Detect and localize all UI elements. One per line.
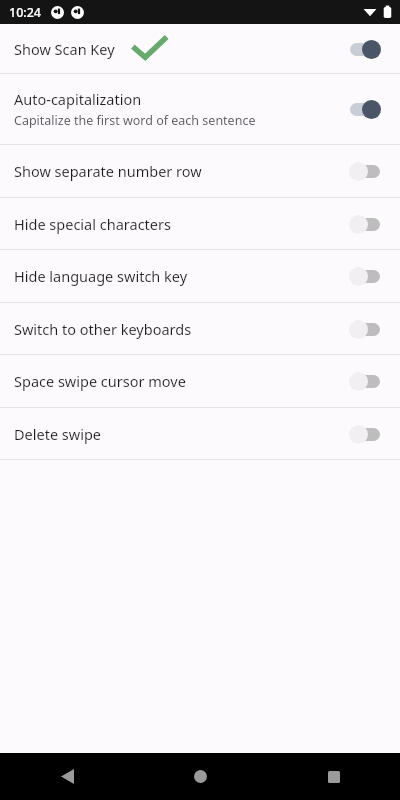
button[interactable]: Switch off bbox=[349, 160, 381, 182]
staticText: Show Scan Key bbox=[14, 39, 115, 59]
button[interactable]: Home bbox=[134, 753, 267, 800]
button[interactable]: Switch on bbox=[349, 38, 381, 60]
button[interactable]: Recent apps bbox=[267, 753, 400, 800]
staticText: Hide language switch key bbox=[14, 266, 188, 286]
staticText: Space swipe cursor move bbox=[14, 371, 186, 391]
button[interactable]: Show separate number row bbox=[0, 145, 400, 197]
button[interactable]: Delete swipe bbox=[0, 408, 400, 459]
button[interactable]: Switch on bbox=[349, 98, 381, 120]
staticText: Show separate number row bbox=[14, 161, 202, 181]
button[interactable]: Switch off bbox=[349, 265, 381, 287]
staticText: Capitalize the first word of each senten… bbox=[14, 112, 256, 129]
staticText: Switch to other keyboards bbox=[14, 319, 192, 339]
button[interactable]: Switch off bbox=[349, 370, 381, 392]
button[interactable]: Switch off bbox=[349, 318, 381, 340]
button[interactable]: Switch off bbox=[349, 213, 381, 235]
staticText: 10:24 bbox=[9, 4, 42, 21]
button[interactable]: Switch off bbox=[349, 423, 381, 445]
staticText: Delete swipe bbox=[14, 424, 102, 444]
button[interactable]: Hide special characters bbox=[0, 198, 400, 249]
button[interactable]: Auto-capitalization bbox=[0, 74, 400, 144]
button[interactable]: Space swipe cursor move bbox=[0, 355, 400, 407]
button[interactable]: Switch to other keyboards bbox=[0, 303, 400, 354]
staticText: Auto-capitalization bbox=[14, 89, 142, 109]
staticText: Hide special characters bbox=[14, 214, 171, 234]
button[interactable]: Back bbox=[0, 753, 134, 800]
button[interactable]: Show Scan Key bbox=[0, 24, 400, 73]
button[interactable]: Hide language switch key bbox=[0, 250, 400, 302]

---

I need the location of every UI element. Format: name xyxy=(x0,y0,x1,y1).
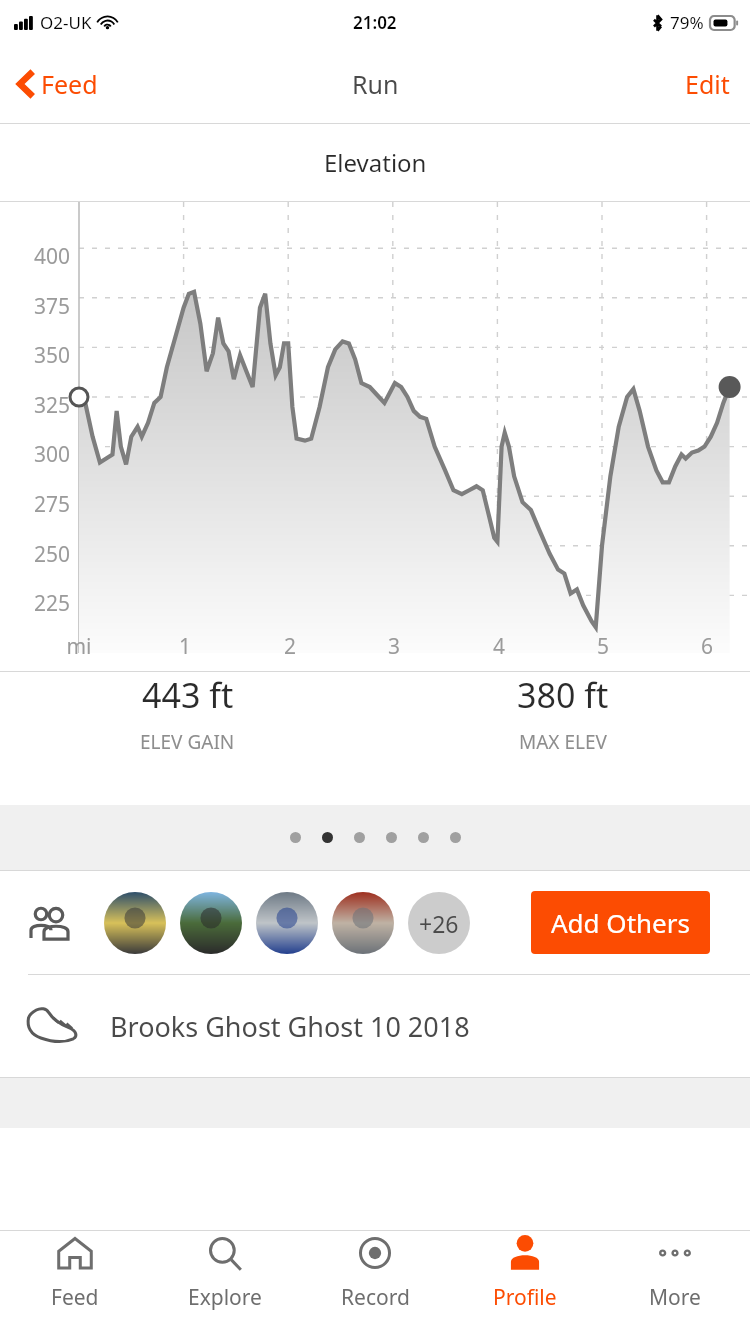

■ **SHORT TASK**
Copy the material word for word, starting with the line that contains "Detect and localize" and going on through the line that contains "button[interactable]: Switch on bbox=[349, 38, 381, 60]", both included. Leave the pictures out.

■ **COMPLETE RESPONSE**
Detect and localize all UI elements. One per line.
button[interactable]: Switch off bbox=[349, 160, 381, 182]
staticText: Show Scan Key bbox=[14, 39, 115, 59]
button[interactable]: Home bbox=[134, 753, 267, 800]
button[interactable]: Switch on bbox=[349, 38, 381, 60]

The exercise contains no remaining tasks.